Directions:
Leave every picture out and write out the records below exactly.

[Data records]
┏━━

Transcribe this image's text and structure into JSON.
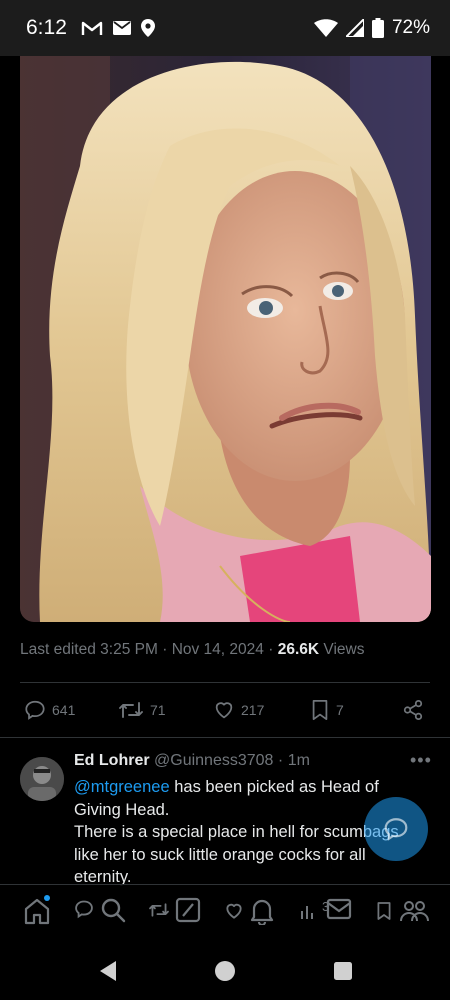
{
  "status_bar": {
    "time": "6:12",
    "battery": "72%",
    "left_icons": [
      "gmail-icon",
      "mail-icon",
      "location-icon"
    ],
    "right_icons": [
      "wifi-icon",
      "signal-icon",
      "battery-icon"
    ]
  },
  "tweet": {
    "image_alt": "Photo of a woman with long blonde hair",
    "meta": {
      "edited_prefix": "Last edited",
      "time": "3:25 PM",
      "date": "Nov 14, 2024",
      "views_count": "26.6K",
      "views_label": "Views"
    },
    "stats": {
      "replies": "641",
      "reposts": "71",
      "likes": "217",
      "bookmarks": "7"
    }
  },
  "reply": {
    "name": "Ed Lohrer",
    "handle": "@Guinness3708",
    "time": "1m",
    "mention": "@mtgreenee",
    "text_after_mention": " has been picked as Head of Giving Head.",
    "text_line2": "There is a special place in hell for scumbags like her to suck little orange cocks for all eternity."
  },
  "bottom_nav": {
    "items": [
      "home",
      "search",
      "grok",
      "notifications",
      "communities",
      "messages",
      "profile"
    ],
    "badge_value": "3"
  },
  "colors": {
    "accent": "#1d9bf0",
    "muted": "#71767b",
    "text": "#e7e9ea",
    "background": "#000000"
  }
}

┗━━

Correct result:
Transcribe this image's text and structure into JSON.
{
  "status_bar": {
    "time": "6:12",
    "battery": "72%",
    "left_icons": [
      "gmail-icon",
      "mail-icon",
      "location-icon"
    ],
    "right_icons": [
      "wifi-icon",
      "signal-icon",
      "battery-icon"
    ]
  },
  "tweet": {
    "image_alt": "Photo of a woman with long blonde hair",
    "meta": {
      "edited_prefix": "Last edited",
      "time": "3:25 PM",
      "date": "Nov 14, 2024",
      "views_count": "26.6K",
      "views_label": "Views"
    },
    "stats": {
      "replies": "641",
      "reposts": "71",
      "likes": "217",
      "bookmarks": "7"
    }
  },
  "reply": {
    "name": "Ed Lohrer",
    "handle": "@Guinness3708",
    "time": "1m",
    "mention": "@mtgreenee",
    "text_after_mention": " has been picked as Head of Giving Head.",
    "text_line2": "There is a special place in hell for scumbags like her to suck little orange cocks for all eternity."
  },
  "bottom_nav": {
    "items": [
      "home",
      "search",
      "grok",
      "notifications",
      "communities",
      "messages",
      "profile"
    ],
    "badge_value": "3"
  },
  "colors": {
    "accent": "#1d9bf0",
    "muted": "#71767b",
    "text": "#e7e9ea",
    "background": "#000000"
  }
}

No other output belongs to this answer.